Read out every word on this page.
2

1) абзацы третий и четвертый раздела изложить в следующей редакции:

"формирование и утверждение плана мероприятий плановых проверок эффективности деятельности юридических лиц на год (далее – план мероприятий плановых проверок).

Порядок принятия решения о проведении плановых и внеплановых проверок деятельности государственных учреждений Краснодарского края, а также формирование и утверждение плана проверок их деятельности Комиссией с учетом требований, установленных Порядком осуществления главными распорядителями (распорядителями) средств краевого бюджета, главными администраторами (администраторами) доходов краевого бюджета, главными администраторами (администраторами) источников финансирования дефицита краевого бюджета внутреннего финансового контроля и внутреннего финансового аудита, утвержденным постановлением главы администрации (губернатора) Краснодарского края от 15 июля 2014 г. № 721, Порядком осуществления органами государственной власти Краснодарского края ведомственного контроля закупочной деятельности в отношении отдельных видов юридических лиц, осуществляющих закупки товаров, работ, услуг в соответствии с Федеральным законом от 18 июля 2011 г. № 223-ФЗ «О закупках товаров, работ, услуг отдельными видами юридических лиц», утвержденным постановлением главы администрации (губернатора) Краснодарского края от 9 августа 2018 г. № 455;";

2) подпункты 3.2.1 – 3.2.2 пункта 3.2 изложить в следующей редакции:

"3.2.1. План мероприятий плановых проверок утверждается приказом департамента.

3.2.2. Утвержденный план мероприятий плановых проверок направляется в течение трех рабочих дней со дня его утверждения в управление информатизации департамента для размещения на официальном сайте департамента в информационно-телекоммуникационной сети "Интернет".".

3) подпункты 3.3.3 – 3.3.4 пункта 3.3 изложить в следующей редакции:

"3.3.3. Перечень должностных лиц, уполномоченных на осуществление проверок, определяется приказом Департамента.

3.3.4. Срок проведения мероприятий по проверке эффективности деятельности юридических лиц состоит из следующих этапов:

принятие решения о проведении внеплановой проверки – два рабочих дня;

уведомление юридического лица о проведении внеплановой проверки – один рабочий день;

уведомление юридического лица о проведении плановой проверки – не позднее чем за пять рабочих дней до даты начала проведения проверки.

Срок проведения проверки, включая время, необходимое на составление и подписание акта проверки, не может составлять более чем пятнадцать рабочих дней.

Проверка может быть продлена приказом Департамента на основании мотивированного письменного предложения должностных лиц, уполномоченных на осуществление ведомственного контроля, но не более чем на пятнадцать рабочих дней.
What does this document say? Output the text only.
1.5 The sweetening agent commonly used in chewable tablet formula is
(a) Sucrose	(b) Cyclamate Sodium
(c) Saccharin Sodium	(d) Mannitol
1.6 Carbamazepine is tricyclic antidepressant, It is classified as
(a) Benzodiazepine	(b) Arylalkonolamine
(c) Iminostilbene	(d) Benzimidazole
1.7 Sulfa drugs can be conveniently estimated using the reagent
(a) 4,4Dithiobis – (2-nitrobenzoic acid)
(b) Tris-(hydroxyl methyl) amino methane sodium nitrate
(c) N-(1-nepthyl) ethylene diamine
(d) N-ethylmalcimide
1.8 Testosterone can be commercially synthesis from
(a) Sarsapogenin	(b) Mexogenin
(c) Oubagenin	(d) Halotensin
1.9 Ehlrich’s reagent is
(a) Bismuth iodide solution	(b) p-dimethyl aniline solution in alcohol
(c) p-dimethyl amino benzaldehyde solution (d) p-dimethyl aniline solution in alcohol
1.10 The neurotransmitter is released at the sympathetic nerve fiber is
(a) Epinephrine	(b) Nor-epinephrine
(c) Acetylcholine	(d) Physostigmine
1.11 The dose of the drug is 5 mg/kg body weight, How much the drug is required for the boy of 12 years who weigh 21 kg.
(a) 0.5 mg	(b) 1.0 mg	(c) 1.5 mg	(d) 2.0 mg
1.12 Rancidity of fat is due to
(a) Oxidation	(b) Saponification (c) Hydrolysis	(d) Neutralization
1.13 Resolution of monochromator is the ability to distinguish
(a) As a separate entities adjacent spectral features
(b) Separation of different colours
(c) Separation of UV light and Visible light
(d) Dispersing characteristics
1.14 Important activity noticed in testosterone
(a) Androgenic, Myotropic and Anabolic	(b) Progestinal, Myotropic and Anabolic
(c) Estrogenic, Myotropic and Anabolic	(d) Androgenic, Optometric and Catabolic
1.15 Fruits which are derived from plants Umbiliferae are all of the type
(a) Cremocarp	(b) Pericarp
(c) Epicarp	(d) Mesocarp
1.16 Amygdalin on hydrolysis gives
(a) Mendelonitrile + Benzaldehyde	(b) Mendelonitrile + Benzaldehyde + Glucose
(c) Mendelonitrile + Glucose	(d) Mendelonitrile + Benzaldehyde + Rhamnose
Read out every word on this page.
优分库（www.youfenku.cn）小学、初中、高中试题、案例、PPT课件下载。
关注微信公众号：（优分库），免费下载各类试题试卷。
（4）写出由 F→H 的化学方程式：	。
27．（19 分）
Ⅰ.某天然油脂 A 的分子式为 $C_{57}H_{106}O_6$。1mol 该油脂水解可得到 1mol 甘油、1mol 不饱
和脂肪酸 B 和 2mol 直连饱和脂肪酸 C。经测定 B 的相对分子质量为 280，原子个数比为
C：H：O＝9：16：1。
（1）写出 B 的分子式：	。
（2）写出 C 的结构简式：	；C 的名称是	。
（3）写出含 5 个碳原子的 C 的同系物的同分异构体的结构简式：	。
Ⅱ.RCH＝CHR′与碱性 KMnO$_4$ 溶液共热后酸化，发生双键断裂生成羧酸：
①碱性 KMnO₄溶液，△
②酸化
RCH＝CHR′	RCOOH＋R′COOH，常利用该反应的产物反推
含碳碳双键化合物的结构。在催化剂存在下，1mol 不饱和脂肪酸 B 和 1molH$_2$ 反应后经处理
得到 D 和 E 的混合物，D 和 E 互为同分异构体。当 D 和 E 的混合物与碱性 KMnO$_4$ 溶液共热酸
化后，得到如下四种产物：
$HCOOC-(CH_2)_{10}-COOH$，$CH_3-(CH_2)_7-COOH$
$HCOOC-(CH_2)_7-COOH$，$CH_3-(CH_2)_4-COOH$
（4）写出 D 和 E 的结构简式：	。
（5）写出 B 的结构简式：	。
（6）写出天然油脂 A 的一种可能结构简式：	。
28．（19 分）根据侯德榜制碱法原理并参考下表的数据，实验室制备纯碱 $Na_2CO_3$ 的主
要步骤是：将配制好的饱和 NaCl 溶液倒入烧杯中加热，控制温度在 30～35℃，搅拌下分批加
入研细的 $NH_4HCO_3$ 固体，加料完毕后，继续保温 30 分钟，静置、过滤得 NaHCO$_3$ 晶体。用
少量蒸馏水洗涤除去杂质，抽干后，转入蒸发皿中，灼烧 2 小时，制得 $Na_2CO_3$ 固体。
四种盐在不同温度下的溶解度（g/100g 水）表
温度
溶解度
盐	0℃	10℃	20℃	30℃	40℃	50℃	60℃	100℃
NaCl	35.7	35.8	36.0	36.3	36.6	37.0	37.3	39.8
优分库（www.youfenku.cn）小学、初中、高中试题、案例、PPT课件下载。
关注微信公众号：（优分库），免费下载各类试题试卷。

::::

- [Description of the task]: Look through the data above. Copy every line with the string "dimethyl" in it.

- [Output of the exercise]:
(a) Bismuth iodide solution	(b) p-dimethyl aniline solution in alcohol
(c) p-dimethyl amino benzaldehyde solution (d) p-dimethyl aniline solution in alcohol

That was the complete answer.